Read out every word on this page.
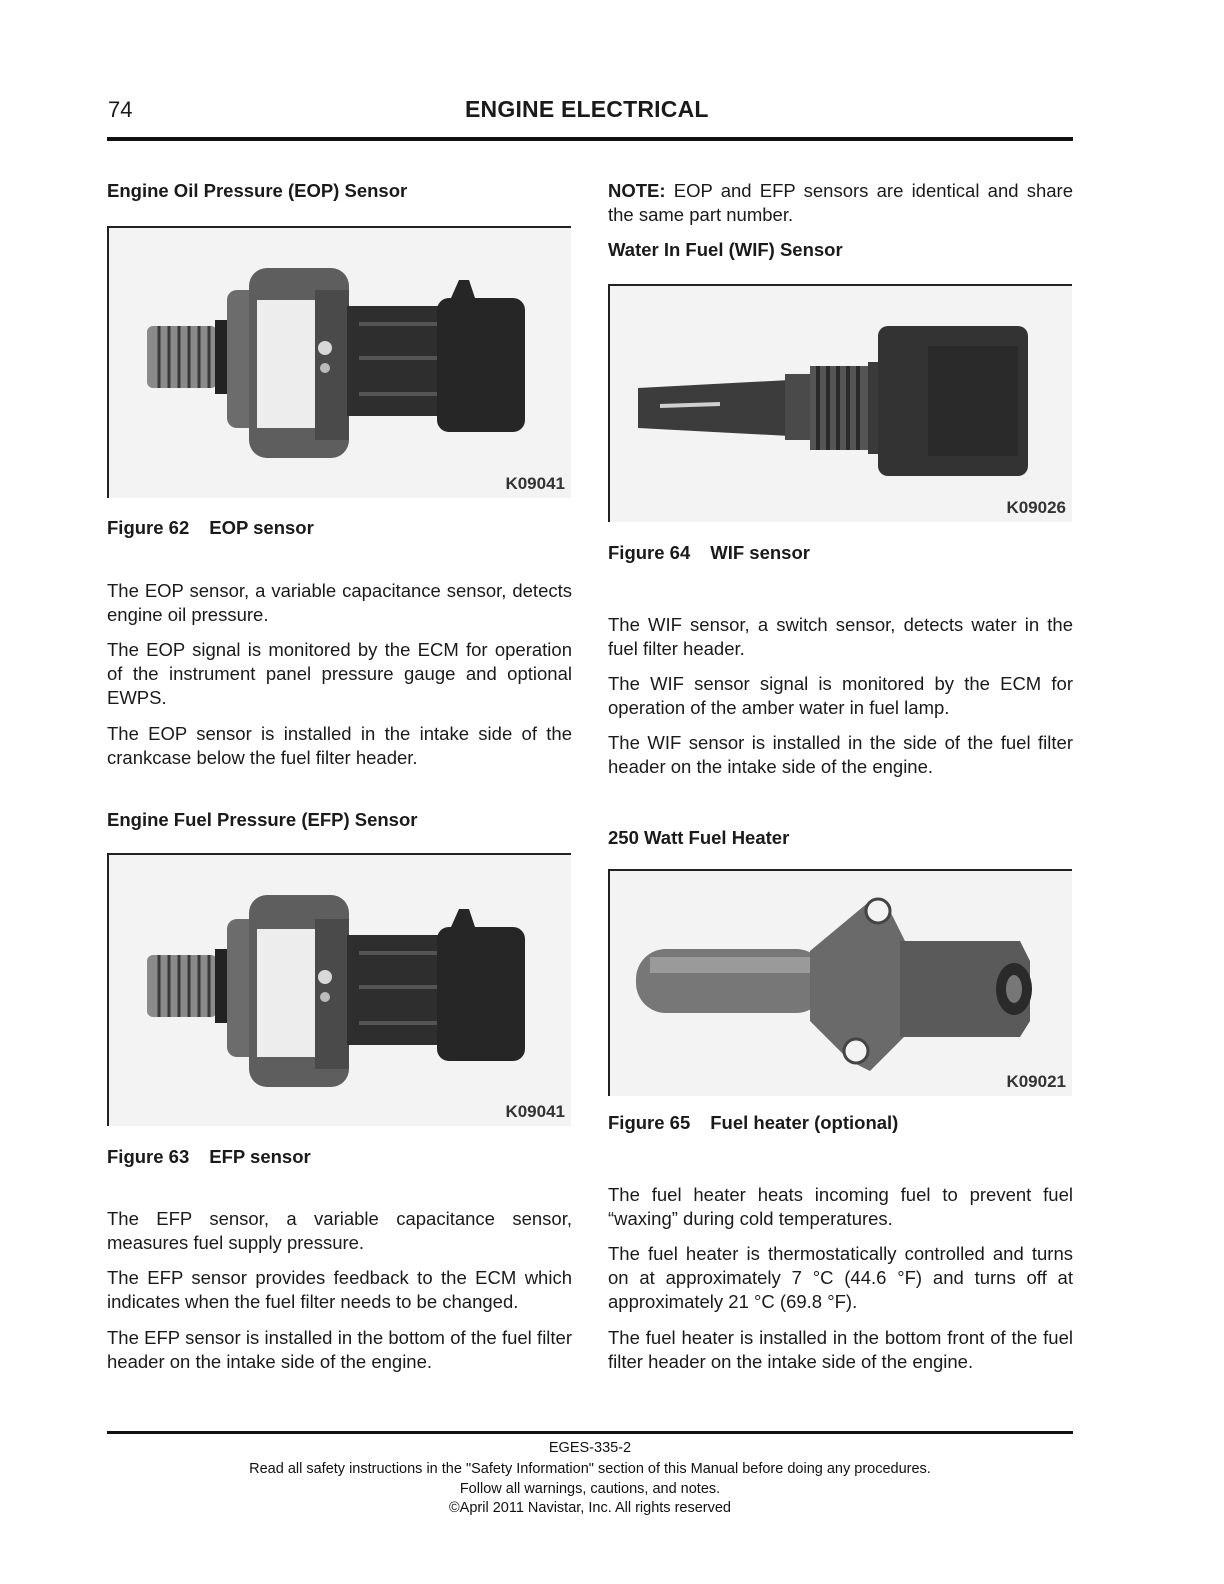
74	ENGINE ELECTRICAL
Engine Oil Pressure (EOP) Sensor
K09041
Figure 62 EOP sensor
The EOP sensor, a variable capacitance sensor, detects engine oil pressure.
The EOP signal is monitored by the ECM for operation of the instrument panel pressure gauge and optional EWPS.
The EOP sensor is installed in the intake side of the crankcase below the fuel filter header.
Engine Fuel Pressure (EFP) Sensor
K09041
Figure 63 EFP sensor
The EFP sensor, a variable capacitance sensor, measures fuel supply pressure.
The EFP sensor provides feedback to the ECM which indicates when the fuel filter needs to be changed.
The EFP sensor is installed in the bottom of the fuel filter header on the intake side of the engine.
NOTE: EOP and EFP sensors are identical and share the same part number.
Water In Fuel (WIF) Sensor
K09026
Figure 64 WIF sensor
The WIF sensor, a switch sensor, detects water in the fuel filter header.
The WIF sensor signal is monitored by the ECM for operation of the amber water in fuel lamp.
The WIF sensor is installed in the side of the fuel filter header on the intake side of the engine.
250 Watt Fuel Heater
K09021
Figure 65 Fuel heater (optional)
The fuel heater heats incoming fuel to prevent fuel “waxing” during cold temperatures.
The fuel heater is thermostatically controlled and turns on at approximately 7 °C (44.6 °F) and turns off at approximately 21 °C (69.8 °F).
The fuel heater is installed in the bottom front of the fuel filter header on the intake side of the engine.
EGES-335-2
Read all safety instructions in the "Safety Information" section of this Manual before doing any procedures.
Follow all warnings, cautions, and notes.
©April 2011 Navistar, Inc. All rights reserved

■ ■ ■ ■

- [What you will do] Every record above should be written out again without change, except that the pictures are left out.

- [Response below]
Read out every word on this page.
74	ENGINE ELECTRICAL
Engine Oil Pressure (EOP) Sensor
K09041
Figure 62 EOP sensor
The EOP sensor, a variable capacitance sensor, detects engine oil pressure.
The EOP signal is monitored by the ECM for operation of the instrument panel pressure gauge and optional EWPS.
The EOP sensor is installed in the intake side of the crankcase below the fuel filter header.
Engine Fuel Pressure (EFP) Sensor
K09041
Figure 63 EFP sensor
The EFP sensor, a variable capacitance sensor, measures fuel supply pressure.
The EFP sensor provides feedback to the ECM which indicates when the fuel filter needs to be changed.
The EFP sensor is installed in the bottom of the fuel filter header on the intake side of the engine.
NOTE: EOP and EFP sensors are identical and share the same part number.
Water In Fuel (WIF) Sensor
K09026
Figure 64 WIF sensor
The WIF sensor, a switch sensor, detects water in the fuel filter header.
The WIF sensor signal is monitored by the ECM for operation of the amber water in fuel lamp.
The WIF sensor is installed in the side of the fuel filter header on the intake side of the engine.
250 Watt Fuel Heater
K09021
Figure 65 Fuel heater (optional)
The fuel heater heats incoming fuel to prevent fuel “waxing” during cold temperatures.
The fuel heater is thermostatically controlled and turns on at approximately 7 °C (44.6 °F) and turns off at approximately 21 °C (69.8 °F).
The fuel heater is installed in the bottom front of the fuel filter header on the intake side of the engine.
EGES-335-2
Read all safety instructions in the "Safety Information" section of this Manual before doing any procedures.
Follow all warnings, cautions, and notes.
©April 2011 Navistar, Inc. All rights reserved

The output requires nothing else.